PROBLEM: Output only the count of lines that contain "MICEX".

DATA IN THIS EXERCISE:
○ ○ ○

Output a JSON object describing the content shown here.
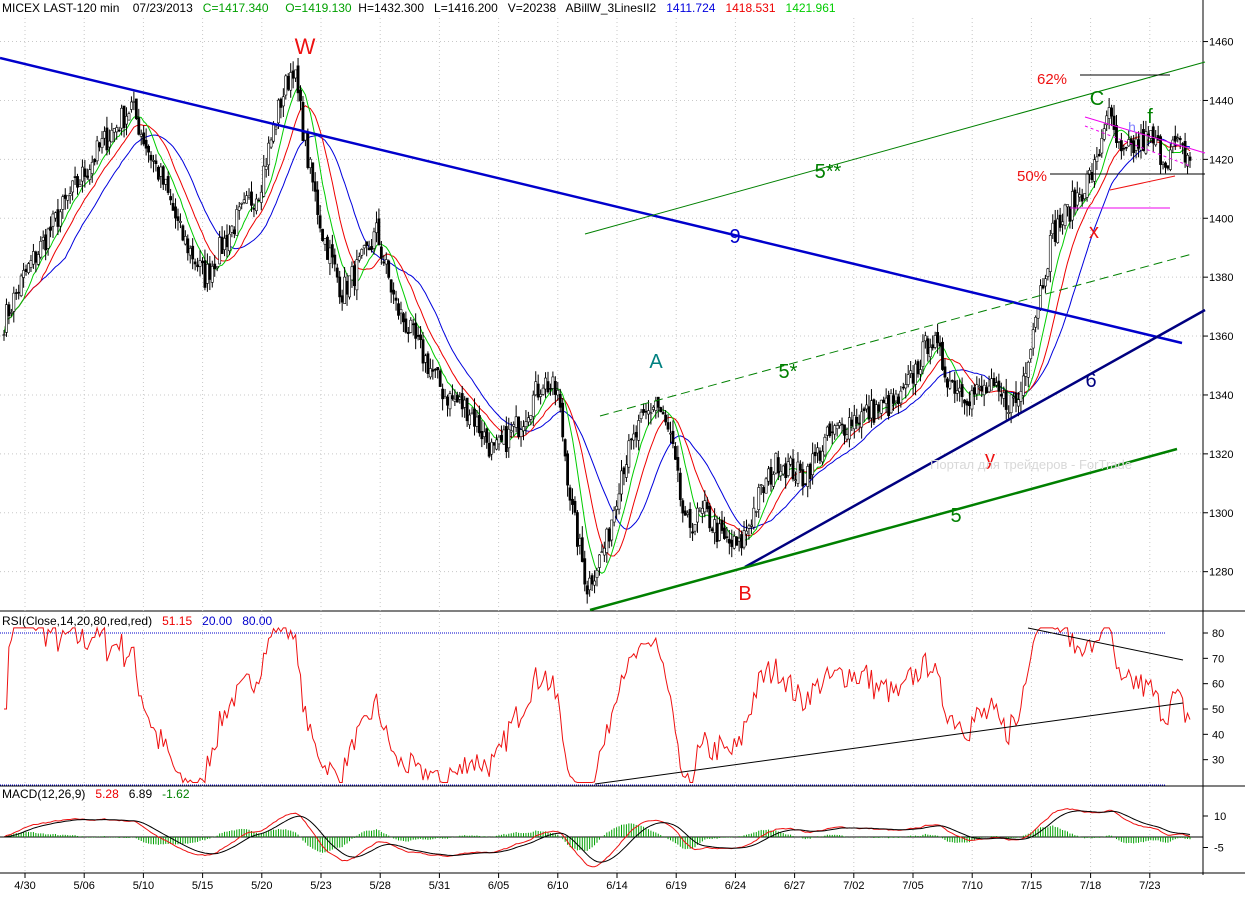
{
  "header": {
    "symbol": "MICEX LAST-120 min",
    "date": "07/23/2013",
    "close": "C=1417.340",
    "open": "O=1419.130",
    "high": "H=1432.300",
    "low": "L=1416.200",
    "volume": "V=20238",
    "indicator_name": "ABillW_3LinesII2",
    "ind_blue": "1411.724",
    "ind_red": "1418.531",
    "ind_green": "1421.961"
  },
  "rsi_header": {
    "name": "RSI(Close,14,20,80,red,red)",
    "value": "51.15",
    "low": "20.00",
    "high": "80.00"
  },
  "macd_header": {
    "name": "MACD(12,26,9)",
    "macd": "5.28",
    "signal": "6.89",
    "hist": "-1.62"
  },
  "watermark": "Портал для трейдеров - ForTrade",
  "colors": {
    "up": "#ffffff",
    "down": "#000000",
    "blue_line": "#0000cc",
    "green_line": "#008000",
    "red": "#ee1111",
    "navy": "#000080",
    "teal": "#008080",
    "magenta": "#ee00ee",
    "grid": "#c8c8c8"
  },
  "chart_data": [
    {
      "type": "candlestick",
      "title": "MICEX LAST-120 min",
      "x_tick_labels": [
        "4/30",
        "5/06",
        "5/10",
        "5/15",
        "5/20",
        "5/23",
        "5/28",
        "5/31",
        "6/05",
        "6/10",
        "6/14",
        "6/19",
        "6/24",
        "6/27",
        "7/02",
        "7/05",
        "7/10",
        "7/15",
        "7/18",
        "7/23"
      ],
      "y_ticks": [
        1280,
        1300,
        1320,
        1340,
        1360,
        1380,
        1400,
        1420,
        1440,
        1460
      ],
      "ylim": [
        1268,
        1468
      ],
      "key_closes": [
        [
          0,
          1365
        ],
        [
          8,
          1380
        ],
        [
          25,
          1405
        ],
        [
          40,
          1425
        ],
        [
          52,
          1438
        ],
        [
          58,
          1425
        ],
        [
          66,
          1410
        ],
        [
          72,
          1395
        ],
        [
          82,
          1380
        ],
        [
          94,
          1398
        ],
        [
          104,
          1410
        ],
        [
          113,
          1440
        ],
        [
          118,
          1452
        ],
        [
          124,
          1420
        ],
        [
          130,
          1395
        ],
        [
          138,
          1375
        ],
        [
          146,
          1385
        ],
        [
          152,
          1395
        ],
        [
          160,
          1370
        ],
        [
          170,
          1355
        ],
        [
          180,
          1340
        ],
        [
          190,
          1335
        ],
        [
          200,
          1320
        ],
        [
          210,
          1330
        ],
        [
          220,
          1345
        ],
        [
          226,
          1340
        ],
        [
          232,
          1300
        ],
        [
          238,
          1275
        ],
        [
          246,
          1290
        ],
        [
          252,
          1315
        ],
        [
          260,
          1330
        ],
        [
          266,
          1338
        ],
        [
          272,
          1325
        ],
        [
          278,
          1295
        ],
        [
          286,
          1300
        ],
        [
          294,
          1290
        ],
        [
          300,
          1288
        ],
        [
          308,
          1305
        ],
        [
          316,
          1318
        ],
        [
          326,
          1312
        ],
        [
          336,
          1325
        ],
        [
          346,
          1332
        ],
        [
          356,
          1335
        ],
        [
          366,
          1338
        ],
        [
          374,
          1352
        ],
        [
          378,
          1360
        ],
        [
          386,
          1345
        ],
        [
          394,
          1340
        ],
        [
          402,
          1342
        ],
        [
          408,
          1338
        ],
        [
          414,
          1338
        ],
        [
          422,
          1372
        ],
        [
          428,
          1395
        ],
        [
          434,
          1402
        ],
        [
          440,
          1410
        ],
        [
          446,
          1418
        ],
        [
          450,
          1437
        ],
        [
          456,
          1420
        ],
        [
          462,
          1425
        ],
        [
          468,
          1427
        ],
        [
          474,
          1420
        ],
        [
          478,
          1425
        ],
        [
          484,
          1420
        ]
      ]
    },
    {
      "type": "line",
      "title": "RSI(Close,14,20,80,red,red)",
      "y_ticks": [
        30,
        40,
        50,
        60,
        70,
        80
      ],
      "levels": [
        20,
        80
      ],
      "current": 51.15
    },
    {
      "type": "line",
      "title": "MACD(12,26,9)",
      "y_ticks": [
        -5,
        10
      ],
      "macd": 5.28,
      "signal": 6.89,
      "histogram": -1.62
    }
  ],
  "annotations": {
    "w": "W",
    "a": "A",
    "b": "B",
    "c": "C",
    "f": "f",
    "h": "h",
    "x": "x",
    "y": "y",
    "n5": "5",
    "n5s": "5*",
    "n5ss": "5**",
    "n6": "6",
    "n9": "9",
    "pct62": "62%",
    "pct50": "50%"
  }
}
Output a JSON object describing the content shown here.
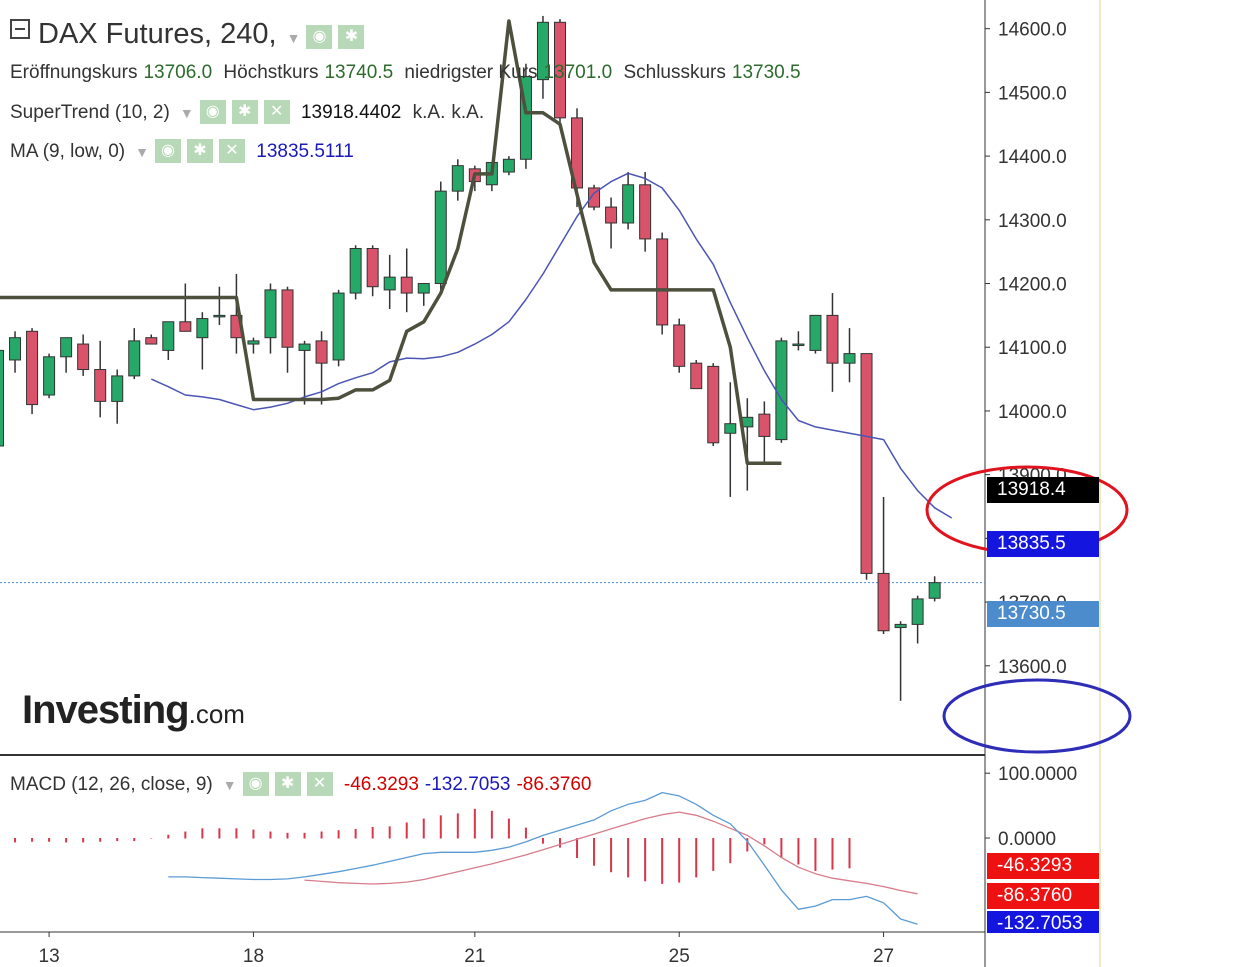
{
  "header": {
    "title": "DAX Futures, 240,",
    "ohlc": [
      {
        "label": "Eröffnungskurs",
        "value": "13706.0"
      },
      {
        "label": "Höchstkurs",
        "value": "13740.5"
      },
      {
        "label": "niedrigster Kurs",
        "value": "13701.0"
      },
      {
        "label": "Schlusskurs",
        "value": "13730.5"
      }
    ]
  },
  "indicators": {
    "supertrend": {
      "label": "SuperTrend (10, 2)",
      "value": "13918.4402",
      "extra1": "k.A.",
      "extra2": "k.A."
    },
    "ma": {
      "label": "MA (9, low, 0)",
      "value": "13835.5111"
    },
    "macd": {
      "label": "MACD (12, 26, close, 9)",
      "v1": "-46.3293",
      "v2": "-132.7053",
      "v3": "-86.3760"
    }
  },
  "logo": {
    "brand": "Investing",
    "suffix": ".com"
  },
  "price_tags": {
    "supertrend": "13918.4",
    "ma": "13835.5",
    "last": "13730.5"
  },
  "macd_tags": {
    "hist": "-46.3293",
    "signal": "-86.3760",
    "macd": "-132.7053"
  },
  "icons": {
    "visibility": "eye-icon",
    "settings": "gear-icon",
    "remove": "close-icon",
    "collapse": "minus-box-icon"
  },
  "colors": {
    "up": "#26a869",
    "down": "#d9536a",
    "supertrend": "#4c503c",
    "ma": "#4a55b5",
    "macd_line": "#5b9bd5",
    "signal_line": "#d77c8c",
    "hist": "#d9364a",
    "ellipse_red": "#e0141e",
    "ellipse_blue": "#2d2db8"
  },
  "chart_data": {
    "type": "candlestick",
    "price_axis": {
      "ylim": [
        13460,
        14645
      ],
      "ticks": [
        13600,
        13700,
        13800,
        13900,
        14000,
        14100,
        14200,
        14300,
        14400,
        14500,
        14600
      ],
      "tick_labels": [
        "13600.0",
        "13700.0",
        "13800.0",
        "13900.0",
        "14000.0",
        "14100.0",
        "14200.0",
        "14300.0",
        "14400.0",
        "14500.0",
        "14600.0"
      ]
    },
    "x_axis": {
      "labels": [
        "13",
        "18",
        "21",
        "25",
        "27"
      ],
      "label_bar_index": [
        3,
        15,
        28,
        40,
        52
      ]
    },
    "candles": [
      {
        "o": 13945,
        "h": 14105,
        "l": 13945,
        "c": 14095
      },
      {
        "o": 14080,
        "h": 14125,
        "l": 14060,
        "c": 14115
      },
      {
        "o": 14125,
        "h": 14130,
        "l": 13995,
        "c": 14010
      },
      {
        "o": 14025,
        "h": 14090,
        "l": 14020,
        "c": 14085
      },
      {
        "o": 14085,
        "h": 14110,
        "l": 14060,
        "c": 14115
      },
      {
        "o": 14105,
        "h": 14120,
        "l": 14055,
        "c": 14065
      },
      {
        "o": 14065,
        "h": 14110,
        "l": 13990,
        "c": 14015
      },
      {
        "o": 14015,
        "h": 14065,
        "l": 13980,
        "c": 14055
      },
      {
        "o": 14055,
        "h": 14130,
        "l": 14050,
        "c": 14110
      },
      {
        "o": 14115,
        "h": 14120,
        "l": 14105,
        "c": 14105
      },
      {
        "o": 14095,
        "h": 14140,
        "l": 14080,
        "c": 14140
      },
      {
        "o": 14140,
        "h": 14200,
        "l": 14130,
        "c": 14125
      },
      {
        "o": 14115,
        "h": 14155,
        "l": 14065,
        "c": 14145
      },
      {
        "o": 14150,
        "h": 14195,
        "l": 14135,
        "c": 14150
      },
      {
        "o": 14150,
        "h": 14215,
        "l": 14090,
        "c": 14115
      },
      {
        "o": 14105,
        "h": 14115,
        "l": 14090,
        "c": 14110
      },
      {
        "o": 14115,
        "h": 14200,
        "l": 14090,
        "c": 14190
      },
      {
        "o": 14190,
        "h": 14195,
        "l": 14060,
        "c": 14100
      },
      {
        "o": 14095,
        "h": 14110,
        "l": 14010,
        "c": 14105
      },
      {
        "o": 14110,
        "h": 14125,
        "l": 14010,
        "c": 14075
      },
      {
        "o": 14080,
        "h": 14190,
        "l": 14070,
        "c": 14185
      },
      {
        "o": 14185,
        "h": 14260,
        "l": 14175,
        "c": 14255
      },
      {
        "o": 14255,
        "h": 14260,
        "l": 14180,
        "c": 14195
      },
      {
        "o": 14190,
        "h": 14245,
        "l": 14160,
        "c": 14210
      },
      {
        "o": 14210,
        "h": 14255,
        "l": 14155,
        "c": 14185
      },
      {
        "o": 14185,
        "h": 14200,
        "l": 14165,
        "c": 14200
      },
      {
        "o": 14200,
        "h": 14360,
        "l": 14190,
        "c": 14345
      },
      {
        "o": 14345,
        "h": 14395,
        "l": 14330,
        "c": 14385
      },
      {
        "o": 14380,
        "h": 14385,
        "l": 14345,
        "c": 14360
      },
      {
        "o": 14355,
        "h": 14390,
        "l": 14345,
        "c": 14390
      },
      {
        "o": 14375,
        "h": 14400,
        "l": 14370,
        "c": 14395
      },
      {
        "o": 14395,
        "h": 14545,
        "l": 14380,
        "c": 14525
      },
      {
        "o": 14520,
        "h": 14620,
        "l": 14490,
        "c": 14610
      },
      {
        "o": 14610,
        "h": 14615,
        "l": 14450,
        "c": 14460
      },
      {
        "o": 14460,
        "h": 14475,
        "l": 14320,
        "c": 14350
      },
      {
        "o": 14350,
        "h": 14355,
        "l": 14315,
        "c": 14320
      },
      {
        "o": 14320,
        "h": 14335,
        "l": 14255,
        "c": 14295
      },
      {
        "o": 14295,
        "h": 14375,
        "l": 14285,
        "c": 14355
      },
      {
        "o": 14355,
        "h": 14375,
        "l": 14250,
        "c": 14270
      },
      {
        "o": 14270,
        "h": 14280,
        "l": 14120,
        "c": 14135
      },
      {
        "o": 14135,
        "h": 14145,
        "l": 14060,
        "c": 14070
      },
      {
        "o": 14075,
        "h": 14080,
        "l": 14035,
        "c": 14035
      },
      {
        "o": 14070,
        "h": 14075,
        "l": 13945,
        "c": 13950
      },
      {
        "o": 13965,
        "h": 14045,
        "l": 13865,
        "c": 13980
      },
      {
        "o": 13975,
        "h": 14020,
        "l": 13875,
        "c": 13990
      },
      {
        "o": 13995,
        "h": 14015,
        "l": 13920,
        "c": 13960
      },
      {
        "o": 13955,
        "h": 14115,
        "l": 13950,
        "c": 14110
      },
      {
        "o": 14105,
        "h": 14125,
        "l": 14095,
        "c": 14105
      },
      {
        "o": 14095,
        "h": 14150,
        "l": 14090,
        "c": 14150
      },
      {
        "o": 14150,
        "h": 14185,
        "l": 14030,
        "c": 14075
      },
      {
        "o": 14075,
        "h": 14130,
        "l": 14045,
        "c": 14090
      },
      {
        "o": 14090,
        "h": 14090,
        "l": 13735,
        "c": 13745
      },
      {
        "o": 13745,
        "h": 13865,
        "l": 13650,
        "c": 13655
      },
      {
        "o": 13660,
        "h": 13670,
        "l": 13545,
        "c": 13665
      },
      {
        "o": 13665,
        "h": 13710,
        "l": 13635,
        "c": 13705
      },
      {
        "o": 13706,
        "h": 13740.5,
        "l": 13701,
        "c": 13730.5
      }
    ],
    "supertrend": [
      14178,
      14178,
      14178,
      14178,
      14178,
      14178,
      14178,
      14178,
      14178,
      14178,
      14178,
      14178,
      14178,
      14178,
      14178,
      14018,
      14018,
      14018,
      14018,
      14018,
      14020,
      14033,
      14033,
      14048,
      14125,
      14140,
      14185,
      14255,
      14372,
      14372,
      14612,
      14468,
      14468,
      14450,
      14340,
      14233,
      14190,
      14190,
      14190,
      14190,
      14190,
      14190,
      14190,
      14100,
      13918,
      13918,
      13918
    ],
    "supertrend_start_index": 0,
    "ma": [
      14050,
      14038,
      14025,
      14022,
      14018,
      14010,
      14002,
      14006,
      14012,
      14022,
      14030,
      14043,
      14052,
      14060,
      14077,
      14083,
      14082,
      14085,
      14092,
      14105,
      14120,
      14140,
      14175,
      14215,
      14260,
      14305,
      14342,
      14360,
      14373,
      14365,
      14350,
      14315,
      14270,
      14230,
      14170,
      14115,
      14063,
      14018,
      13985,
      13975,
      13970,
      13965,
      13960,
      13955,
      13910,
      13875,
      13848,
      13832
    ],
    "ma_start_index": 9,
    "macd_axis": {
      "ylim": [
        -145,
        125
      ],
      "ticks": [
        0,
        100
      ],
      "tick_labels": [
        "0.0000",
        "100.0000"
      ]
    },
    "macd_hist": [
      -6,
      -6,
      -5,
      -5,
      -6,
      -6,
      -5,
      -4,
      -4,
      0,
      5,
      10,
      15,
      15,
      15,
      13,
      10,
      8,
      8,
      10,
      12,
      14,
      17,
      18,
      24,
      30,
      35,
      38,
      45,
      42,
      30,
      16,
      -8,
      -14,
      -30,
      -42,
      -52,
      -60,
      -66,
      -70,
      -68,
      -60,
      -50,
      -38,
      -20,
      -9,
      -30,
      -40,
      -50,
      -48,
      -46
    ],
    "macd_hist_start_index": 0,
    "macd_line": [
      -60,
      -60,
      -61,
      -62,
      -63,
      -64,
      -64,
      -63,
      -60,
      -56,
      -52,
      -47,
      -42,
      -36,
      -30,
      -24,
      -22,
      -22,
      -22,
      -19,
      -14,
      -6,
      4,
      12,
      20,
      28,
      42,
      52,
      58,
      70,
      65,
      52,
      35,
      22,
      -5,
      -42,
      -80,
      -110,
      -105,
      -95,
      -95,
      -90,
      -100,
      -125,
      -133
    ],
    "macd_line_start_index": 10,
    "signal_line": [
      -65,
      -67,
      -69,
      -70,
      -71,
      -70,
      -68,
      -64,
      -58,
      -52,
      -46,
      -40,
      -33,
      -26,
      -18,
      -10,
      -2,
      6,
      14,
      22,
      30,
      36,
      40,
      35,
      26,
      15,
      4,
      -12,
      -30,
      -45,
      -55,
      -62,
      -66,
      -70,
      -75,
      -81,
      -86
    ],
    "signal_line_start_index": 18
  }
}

○ ○ ○

FINAL RESULT: 2